Look through the entries and report how many lines include the word "varit". Give the number alone.
## Start Material provided
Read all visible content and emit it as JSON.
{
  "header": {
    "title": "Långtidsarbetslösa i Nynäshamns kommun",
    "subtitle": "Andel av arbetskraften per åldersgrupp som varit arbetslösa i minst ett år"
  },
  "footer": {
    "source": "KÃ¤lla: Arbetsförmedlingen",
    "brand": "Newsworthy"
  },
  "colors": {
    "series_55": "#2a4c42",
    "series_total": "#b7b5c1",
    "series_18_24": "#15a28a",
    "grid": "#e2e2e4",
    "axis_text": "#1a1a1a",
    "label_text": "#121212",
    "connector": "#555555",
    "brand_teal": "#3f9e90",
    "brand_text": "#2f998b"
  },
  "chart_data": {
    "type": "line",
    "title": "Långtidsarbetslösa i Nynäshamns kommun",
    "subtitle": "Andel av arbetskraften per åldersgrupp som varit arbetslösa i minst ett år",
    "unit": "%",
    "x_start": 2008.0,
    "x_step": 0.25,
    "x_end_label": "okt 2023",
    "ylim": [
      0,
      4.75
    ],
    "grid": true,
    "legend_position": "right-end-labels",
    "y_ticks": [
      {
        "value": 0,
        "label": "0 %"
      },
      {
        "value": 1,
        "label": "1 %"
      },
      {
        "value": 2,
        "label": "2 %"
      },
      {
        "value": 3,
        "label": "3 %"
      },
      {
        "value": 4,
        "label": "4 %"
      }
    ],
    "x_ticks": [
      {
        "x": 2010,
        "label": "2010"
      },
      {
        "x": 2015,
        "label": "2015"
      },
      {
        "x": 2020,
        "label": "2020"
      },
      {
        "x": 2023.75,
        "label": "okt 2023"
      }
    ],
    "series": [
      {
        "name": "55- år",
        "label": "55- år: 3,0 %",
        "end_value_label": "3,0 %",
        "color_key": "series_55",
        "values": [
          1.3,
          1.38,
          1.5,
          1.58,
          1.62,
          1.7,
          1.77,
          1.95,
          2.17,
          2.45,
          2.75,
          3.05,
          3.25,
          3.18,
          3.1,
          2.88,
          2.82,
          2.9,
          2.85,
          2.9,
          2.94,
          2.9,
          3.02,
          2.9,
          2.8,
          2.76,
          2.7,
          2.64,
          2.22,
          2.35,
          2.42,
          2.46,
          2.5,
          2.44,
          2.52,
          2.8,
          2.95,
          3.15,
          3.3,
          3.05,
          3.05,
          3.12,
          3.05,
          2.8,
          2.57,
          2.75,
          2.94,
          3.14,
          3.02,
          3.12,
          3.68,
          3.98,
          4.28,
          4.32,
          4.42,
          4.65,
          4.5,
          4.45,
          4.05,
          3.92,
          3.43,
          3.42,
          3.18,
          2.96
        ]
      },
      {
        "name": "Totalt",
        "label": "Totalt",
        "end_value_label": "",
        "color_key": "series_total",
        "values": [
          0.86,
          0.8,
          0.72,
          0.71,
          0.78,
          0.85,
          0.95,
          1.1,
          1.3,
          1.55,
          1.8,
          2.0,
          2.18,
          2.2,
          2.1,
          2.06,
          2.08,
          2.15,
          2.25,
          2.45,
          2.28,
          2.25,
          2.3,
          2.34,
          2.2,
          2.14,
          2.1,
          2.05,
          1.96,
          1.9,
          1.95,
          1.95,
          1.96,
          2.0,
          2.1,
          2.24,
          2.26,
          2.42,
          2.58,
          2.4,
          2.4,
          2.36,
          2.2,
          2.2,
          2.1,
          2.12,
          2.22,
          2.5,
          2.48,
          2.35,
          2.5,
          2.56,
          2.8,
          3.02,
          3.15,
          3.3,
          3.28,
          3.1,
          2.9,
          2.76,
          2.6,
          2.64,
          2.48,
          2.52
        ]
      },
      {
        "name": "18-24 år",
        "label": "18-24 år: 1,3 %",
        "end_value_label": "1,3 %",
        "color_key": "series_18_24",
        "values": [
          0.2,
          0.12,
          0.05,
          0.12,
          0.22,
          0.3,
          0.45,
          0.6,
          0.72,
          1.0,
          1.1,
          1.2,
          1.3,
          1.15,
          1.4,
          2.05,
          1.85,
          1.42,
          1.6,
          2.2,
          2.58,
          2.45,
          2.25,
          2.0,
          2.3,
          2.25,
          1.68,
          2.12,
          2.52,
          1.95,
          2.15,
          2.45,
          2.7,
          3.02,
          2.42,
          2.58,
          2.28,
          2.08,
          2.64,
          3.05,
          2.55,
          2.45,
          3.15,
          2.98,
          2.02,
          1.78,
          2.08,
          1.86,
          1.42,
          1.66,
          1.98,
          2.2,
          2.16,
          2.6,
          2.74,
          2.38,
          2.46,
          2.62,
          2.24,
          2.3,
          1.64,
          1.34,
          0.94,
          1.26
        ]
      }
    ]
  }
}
## End Material provided
## Start Material provided
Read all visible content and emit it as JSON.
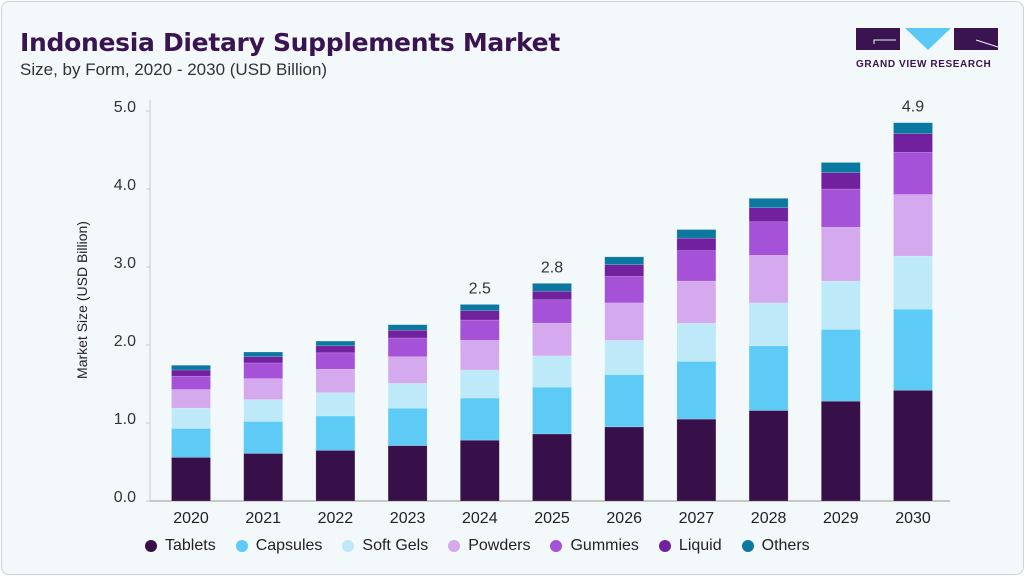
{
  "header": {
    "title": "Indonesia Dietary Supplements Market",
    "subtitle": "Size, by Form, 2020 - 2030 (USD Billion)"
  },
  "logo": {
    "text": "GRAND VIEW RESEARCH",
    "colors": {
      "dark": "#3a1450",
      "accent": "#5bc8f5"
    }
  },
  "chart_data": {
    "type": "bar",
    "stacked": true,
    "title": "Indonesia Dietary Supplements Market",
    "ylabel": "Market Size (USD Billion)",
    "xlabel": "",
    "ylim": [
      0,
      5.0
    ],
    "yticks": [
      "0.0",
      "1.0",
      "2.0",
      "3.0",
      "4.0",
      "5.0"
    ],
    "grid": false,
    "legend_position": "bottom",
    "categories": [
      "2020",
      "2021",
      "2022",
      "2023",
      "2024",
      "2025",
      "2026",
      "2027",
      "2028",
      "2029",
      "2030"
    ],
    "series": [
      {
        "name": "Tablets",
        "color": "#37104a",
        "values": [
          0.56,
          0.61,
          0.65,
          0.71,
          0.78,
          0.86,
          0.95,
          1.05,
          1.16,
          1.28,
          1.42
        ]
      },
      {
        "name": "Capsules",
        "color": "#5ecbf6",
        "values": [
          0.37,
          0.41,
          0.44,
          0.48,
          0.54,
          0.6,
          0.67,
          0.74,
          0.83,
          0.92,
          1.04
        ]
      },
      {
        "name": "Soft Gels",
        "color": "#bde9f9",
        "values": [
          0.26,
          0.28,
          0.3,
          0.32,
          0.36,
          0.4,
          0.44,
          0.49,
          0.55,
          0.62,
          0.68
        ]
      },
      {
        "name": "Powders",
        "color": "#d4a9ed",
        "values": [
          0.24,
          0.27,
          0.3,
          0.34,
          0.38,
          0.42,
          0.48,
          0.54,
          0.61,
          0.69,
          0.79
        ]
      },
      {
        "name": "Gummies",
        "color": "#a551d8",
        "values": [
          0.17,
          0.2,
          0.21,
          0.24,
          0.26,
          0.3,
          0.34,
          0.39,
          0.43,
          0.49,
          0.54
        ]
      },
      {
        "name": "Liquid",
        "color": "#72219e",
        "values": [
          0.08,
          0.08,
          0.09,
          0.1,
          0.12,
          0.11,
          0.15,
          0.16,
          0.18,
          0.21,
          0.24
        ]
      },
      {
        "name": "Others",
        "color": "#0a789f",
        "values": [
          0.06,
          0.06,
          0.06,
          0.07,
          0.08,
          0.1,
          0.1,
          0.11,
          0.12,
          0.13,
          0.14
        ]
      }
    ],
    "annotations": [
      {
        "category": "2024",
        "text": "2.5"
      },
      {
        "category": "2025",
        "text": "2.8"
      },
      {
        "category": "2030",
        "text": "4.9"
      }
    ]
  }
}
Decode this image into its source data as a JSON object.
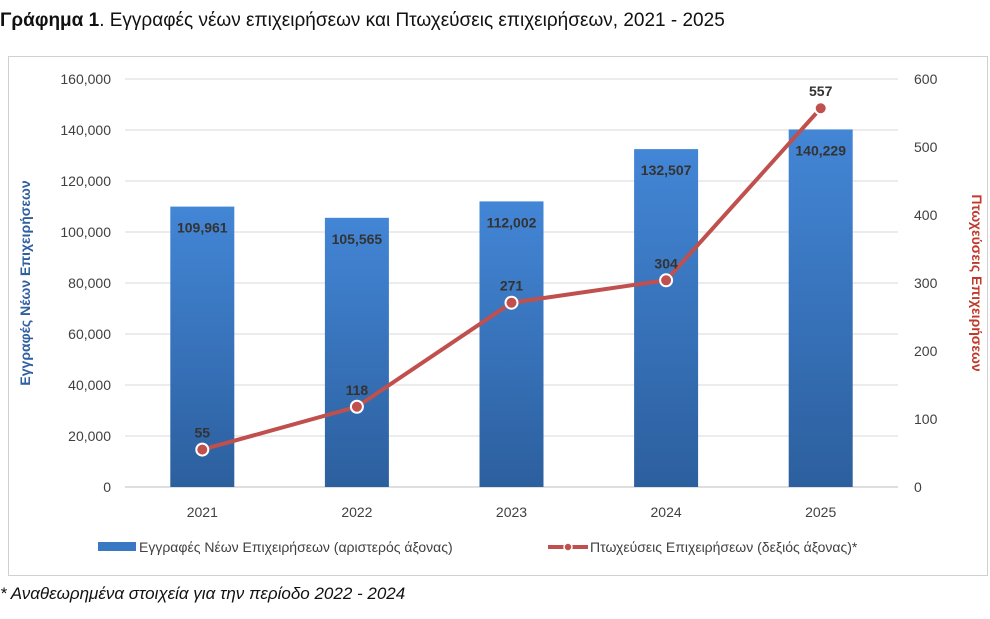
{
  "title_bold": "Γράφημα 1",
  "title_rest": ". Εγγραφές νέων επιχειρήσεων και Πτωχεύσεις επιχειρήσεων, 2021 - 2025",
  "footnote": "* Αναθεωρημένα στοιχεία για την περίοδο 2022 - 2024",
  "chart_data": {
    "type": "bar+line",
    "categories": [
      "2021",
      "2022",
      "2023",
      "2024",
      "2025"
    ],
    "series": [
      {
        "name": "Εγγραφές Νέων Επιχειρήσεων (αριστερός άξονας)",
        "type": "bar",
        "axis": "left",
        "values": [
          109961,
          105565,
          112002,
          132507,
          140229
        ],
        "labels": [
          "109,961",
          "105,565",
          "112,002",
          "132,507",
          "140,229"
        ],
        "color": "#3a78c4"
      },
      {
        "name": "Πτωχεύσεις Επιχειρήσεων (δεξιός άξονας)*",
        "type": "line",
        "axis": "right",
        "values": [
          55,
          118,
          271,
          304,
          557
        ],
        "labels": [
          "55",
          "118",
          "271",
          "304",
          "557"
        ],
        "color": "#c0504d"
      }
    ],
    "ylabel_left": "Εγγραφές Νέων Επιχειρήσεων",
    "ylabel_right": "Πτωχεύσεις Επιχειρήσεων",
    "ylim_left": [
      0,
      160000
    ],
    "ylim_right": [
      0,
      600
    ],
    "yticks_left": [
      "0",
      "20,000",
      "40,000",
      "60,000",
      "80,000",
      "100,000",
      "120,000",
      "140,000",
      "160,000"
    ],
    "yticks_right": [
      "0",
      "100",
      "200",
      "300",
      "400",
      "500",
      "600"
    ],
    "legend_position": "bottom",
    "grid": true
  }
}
## End Material provided
» Task output
2